Dataset listings of figures:
####

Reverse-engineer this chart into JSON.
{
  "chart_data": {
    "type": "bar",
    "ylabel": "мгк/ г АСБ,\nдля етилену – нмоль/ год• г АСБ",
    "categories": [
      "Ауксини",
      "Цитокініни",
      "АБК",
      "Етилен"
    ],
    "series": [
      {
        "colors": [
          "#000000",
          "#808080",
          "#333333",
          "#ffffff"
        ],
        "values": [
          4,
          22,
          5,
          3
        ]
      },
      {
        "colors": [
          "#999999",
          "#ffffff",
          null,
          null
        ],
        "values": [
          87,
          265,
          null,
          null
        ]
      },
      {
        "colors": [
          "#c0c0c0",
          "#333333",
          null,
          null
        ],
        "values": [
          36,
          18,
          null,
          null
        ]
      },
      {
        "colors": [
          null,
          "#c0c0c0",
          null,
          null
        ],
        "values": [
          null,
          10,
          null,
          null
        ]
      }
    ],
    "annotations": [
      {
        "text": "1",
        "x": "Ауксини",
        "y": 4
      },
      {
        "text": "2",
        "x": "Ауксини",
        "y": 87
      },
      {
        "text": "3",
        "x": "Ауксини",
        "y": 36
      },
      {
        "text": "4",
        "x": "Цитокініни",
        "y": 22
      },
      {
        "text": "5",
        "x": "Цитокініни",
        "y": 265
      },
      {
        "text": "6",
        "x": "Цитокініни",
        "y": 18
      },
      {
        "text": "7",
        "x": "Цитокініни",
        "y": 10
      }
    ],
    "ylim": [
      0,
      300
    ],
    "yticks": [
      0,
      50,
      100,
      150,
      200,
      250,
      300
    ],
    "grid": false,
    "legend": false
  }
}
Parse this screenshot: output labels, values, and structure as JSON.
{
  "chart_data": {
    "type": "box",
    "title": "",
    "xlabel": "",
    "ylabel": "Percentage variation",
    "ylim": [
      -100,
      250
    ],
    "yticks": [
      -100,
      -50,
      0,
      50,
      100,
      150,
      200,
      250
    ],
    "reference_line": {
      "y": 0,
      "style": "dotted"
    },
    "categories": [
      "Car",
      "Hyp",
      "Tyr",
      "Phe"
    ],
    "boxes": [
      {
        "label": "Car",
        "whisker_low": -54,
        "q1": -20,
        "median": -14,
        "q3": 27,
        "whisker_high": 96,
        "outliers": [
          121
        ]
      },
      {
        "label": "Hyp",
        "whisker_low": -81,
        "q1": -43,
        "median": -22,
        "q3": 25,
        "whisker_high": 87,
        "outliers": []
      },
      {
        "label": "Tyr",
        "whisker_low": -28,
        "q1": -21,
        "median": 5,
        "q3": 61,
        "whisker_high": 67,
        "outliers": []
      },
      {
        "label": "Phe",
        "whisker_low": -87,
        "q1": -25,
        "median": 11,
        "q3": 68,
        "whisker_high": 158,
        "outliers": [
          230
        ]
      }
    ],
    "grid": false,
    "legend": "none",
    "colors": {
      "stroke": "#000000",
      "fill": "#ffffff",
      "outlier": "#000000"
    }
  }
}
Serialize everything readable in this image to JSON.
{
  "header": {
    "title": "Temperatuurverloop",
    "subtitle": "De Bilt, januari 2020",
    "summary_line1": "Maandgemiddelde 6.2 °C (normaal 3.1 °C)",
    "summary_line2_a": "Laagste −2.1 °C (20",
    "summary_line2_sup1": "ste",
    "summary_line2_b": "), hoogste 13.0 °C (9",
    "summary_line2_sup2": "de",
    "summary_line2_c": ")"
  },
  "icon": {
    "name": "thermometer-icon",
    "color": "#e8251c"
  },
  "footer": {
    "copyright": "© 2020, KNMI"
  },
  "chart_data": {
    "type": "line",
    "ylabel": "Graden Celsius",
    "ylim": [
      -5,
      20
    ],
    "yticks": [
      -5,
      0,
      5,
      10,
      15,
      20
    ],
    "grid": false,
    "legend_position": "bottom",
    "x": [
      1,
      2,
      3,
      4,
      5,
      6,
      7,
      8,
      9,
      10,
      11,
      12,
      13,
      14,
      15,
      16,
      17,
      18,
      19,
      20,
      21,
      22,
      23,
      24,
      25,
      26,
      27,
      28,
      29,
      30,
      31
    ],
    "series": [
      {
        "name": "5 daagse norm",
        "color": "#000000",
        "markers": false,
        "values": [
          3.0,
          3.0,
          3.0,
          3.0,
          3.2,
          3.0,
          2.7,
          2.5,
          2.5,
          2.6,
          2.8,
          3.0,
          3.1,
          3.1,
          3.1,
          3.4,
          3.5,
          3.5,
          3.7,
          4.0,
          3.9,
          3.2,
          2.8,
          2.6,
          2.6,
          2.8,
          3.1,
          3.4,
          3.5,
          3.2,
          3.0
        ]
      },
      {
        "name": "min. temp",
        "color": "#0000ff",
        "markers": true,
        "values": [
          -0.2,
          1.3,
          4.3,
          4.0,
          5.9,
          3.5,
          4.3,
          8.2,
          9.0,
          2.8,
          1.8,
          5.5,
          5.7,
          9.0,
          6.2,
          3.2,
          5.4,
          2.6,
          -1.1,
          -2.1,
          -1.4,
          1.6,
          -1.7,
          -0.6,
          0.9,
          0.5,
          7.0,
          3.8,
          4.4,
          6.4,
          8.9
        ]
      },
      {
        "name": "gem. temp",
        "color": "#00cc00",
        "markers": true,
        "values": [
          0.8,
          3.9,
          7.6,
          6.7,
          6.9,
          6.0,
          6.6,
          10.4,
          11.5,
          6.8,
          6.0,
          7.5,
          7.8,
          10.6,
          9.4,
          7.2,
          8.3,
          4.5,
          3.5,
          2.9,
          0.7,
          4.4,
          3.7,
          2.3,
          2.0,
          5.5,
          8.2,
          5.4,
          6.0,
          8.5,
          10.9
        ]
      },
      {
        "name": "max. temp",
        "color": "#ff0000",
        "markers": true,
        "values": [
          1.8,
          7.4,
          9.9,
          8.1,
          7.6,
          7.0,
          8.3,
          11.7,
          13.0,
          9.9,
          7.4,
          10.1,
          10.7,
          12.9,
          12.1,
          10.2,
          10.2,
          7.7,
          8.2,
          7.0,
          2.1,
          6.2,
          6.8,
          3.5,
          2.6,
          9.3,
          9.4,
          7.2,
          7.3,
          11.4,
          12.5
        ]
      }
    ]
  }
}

####

> _Task goal_:
Exactly as they are written, print the entries again.

> _Answer to the exercise_:
Reverse-engineer this chart into JSON.
{
  "chart_data": {
    "type": "bar",
    "ylabel": "мгк/ г АСБ,\nдля етилену – нмоль/ год• г АСБ",
    "categories": [
      "Ауксини",
      "Цитокініни",
      "АБК",
      "Етилен"
    ],
    "series": [
      {
        "colors": [
          "#000000",
          "#808080",
          "#333333",
          "#ffffff"
        ],
        "values": [
          4,
          22,
          5,
          3
        ]
      },
      {
        "colors": [
          "#999999",
          "#ffffff",
          null,
          null
        ],
        "values": [
          87,
          265,
          null,
          null
        ]
      },
      {
        "colors": [
          "#c0c0c0",
          "#333333",
          null,
          null
        ],
        "values": [
          36,
          18,
          null,
          null
        ]
      },
      {
        "colors": [
          null,
          "#c0c0c0",
          null,
          null
        ],
        "values": [
          null,
          10,
          null,
          null
        ]
      }
    ],
    "annotations": [
      {
        "text": "1",
        "x": "Ауксини",
        "y": 4
      },
      {
        "text": "2",
        "x": "Ауксини",
        "y": 87
      },
      {
        "text": "3",
        "x": "Ауксини",
        "y": 36
      },
      {
        "text": "4",
        "x": "Цитокініни",
        "y": 22
      },
      {
        "text": "5",
        "x": "Цитокініни",
        "y": 265
      },
      {
        "text": "6",
        "x": "Цитокініни",
        "y": 18
      },
      {
        "text": "7",
        "x": "Цитокініни",
        "y": 10
      }
    ],
    "ylim": [
      0,
      300
    ],
    "yticks": [
      0,
      50,
      100,
      150,
      200,
      250,
      300
    ],
    "grid": false,
    "legend": false
  }
}
Parse this screenshot: output labels, values, and structure as JSON.
{
  "chart_data": {
    "type": "box",
    "title": "",
    "xlabel": "",
    "ylabel": "Percentage variation",
    "ylim": [
      -100,
      250
    ],
    "yticks": [
      -100,
      -50,
      0,
      50,
      100,
      150,
      200,
      250
    ],
    "reference_line": {
      "y": 0,
      "style": "dotted"
    },
    "categories": [
      "Car",
      "Hyp",
      "Tyr",
      "Phe"
    ],
    "boxes": [
      {
        "label": "Car",
        "whisker_low": -54,
        "q1": -20,
        "median": -14,
        "q3": 27,
        "whisker_high": 96,
        "outliers": [
          121
        ]
      },
      {
        "label": "Hyp",
        "whisker_low": -81,
        "q1": -43,
        "median": -22,
        "q3": 25,
        "whisker_high": 87,
        "outliers": []
      },
      {
        "label": "Tyr",
        "whisker_low": -28,
        "q1": -21,
        "median": 5,
        "q3": 61,
        "whisker_high": 67,
        "outliers": []
      },
      {
        "label": "Phe",
        "whisker_low": -87,
        "q1": -25,
        "median": 11,
        "q3": 68,
        "whisker_high": 158,
        "outliers": [
          230
        ]
      }
    ],
    "grid": false,
    "legend": "none",
    "colors": {
      "stroke": "#000000",
      "fill": "#ffffff",
      "outlier": "#000000"
    }
  }
}
Serialize everything readable in this image to JSON.
{
  "header": {
    "title": "Temperatuurverloop",
    "subtitle": "De Bilt, januari 2020",
    "summary_line1": "Maandgemiddelde 6.2 °C (normaal 3.1 °C)",
    "summary_line2_a": "Laagste −2.1 °C (20",
    "summary_line2_sup1": "ste",
    "summary_line2_b": "), hoogste 13.0 °C (9",
    "summary_line2_sup2": "de",
    "summary_line2_c": ")"
  },
  "icon": {
    "name": "thermometer-icon",
    "color": "#e8251c"
  },
  "footer": {
    "copyright": "© 2020, KNMI"
  },
  "chart_data": {
    "type": "line",
    "ylabel": "Graden Celsius",
    "ylim": [
      -5,
      20
    ],
    "yticks": [
      -5,
      0,
      5,
      10,
      15,
      20
    ],
    "grid": false,
    "legend_position": "bottom",
    "x": [
      1,
      2,
      3,
      4,
      5,
      6,
      7,
      8,
      9,
      10,
      11,
      12,
      13,
      14,
      15,
      16,
      17,
      18,
      19,
      20,
      21,
      22,
      23,
      24,
      25,
      26,
      27,
      28,
      29,
      30,
      31
    ],
    "series": [
      {
        "name": "5 daagse norm",
        "color": "#000000",
        "markers": false,
        "values": [
          3.0,
          3.0,
          3.0,
          3.0,
          3.2,
          3.0,
          2.7,
          2.5,
          2.5,
          2.6,
          2.8,
          3.0,
          3.1,
          3.1,
          3.1,
          3.4,
          3.5,
          3.5,
          3.7,
          4.0,
          3.9,
          3.2,
          2.8,
          2.6,
          2.6,
          2.8,
          3.1,
          3.4,
          3.5,
          3.2,
          3.0
        ]
      },
      {
        "name": "min. temp",
        "color": "#0000ff",
        "markers": true,
        "values": [
          -0.2,
          1.3,
          4.3,
          4.0,
          5.9,
          3.5,
          4.3,
          8.2,
          9.0,
          2.8,
          1.8,
          5.5,
          5.7,
          9.0,
          6.2,
          3.2,
          5.4,
          2.6,
          -1.1,
          -2.1,
          -1.4,
          1.6,
          -1.7,
          -0.6,
          0.9,
          0.5,
          7.0,
          3.8,
          4.4,
          6.4,
          8.9
        ]
      },
      {
        "name": "gem. temp",
        "color": "#00cc00",
        "markers": true,
        "values": [
          0.8,
          3.9,
          7.6,
          6.7,
          6.9,
          6.0,
          6.6,
          10.4,
          11.5,
          6.8,
          6.0,
          7.5,
          7.8,
          10.6,
          9.4,
          7.2,
          8.3,
          4.5,
          3.5,
          2.9,
          0.7,
          4.4,
          3.7,
          2.3,
          2.0,
          5.5,
          8.2,
          5.4,
          6.0,
          8.5,
          10.9
        ]
      },
      {
        "name": "max. temp",
        "color": "#ff0000",
        "markers": true,
        "values": [
          1.8,
          7.4,
          9.9,
          8.1,
          7.6,
          7.0,
          8.3,
          11.7,
          13.0,
          9.9,
          7.4,
          10.1,
          10.7,
          12.9,
          12.1,
          10.2,
          10.2,
          7.7,
          8.2,
          7.0,
          2.1,
          6.2,
          6.8,
          3.5,
          2.6,
          9.3,
          9.4,
          7.2,
          7.3,
          11.4,
          12.5
        ]
      }
    ]
  }
}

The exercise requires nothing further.